SUPPLIED MATERIAL:
•••
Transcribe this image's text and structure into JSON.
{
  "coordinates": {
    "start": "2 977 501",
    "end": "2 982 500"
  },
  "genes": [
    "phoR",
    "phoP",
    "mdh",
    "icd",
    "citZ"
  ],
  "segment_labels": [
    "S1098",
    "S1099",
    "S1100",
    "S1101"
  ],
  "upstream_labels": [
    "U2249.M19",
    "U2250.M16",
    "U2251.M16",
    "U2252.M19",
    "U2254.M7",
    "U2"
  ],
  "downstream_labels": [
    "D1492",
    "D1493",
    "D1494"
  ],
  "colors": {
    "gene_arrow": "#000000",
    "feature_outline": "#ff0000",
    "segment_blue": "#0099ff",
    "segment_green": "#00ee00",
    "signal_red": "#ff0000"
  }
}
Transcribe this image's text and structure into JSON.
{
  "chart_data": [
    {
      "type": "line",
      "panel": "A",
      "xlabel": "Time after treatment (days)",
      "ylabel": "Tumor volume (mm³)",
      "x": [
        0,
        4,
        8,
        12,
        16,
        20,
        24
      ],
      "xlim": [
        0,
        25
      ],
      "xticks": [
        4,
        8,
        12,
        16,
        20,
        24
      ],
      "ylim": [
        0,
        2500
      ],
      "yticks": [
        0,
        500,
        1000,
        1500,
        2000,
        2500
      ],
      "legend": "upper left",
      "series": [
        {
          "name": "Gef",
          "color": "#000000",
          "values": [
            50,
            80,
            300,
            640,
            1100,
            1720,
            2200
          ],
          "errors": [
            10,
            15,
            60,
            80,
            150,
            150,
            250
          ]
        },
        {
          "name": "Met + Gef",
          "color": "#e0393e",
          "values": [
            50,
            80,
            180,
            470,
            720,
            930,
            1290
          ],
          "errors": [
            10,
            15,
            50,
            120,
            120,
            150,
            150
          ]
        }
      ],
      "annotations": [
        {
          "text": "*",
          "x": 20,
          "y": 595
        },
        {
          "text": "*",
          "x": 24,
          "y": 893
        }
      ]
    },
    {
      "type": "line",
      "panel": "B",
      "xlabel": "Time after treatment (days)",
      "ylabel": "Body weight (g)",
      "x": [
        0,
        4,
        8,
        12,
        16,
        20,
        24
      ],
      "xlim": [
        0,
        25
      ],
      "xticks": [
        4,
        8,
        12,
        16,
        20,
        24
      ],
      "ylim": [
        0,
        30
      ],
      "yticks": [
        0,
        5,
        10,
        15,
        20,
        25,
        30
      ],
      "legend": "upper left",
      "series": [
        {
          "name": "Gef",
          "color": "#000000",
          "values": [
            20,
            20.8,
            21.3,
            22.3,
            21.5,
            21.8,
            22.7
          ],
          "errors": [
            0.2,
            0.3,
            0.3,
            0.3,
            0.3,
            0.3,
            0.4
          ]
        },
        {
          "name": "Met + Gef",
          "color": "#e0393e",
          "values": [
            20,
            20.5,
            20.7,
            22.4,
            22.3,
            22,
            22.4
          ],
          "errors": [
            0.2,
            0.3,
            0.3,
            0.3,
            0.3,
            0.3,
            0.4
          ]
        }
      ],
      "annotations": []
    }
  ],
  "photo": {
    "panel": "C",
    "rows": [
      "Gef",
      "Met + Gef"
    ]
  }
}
•••
INSTRUCTIONS FOR THE TASK: Each line of the data is to be output exactly, with none skipped.

ANSWER SECTION:
Transcribe this image's text and structure into JSON.
{
  "coordinates": {
    "start": "2 977 501",
    "end": "2 982 500"
  },
  "genes": [
    "phoR",
    "phoP",
    "mdh",
    "icd",
    "citZ"
  ],
  "segment_labels": [
    "S1098",
    "S1099",
    "S1100",
    "S1101"
  ],
  "upstream_labels": [
    "U2249.M19",
    "U2250.M16",
    "U2251.M16",
    "U2252.M19",
    "U2254.M7",
    "U2"
  ],
  "downstream_labels": [
    "D1492",
    "D1493",
    "D1494"
  ],
  "colors": {
    "gene_arrow": "#000000",
    "feature_outline": "#ff0000",
    "segment_blue": "#0099ff",
    "segment_green": "#00ee00",
    "signal_red": "#ff0000"
  }
}
Transcribe this image's text and structure into JSON.
{
  "chart_data": [
    {
      "type": "line",
      "panel": "A",
      "xlabel": "Time after treatment (days)",
      "ylabel": "Tumor volume (mm³)",
      "x": [
        0,
        4,
        8,
        12,
        16,
        20,
        24
      ],
      "xlim": [
        0,
        25
      ],
      "xticks": [
        4,
        8,
        12,
        16,
        20,
        24
      ],
      "ylim": [
        0,
        2500
      ],
      "yticks": [
        0,
        500,
        1000,
        1500,
        2000,
        2500
      ],
      "legend": "upper left",
      "series": [
        {
          "name": "Gef",
          "color": "#000000",
          "values": [
            50,
            80,
            300,
            640,
            1100,
            1720,
            2200
          ],
          "errors": [
            10,
            15,
            60,
            80,
            150,
            150,
            250
          ]
        },
        {
          "name": "Met + Gef",
          "color": "#e0393e",
          "values": [
            50,
            80,
            180,
            470,
            720,
            930,
            1290
          ],
          "errors": [
            10,
            15,
            50,
            120,
            120,
            150,
            150
          ]
        }
      ],
      "annotations": [
        {
          "text": "*",
          "x": 20,
          "y": 595
        },
        {
          "text": "*",
          "x": 24,
          "y": 893
        }
      ]
    },
    {
      "type": "line",
      "panel": "B",
      "xlabel": "Time after treatment (days)",
      "ylabel": "Body weight (g)",
      "x": [
        0,
        4,
        8,
        12,
        16,
        20,
        24
      ],
      "xlim": [
        0,
        25
      ],
      "xticks": [
        4,
        8,
        12,
        16,
        20,
        24
      ],
      "ylim": [
        0,
        30
      ],
      "yticks": [
        0,
        5,
        10,
        15,
        20,
        25,
        30
      ],
      "legend": "upper left",
      "series": [
        {
          "name": "Gef",
          "color": "#000000",
          "values": [
            20,
            20.8,
            21.3,
            22.3,
            21.5,
            21.8,
            22.7
          ],
          "errors": [
            0.2,
            0.3,
            0.3,
            0.3,
            0.3,
            0.3,
            0.4
          ]
        },
        {
          "name": "Met + Gef",
          "color": "#e0393e",
          "values": [
            20,
            20.5,
            20.7,
            22.4,
            22.3,
            22,
            22.4
          ],
          "errors": [
            0.2,
            0.3,
            0.3,
            0.3,
            0.3,
            0.3,
            0.4
          ]
        }
      ],
      "annotations": []
    }
  ],
  "photo": {
    "panel": "C",
    "rows": [
      "Gef",
      "Met + Gef"
    ]
  }
}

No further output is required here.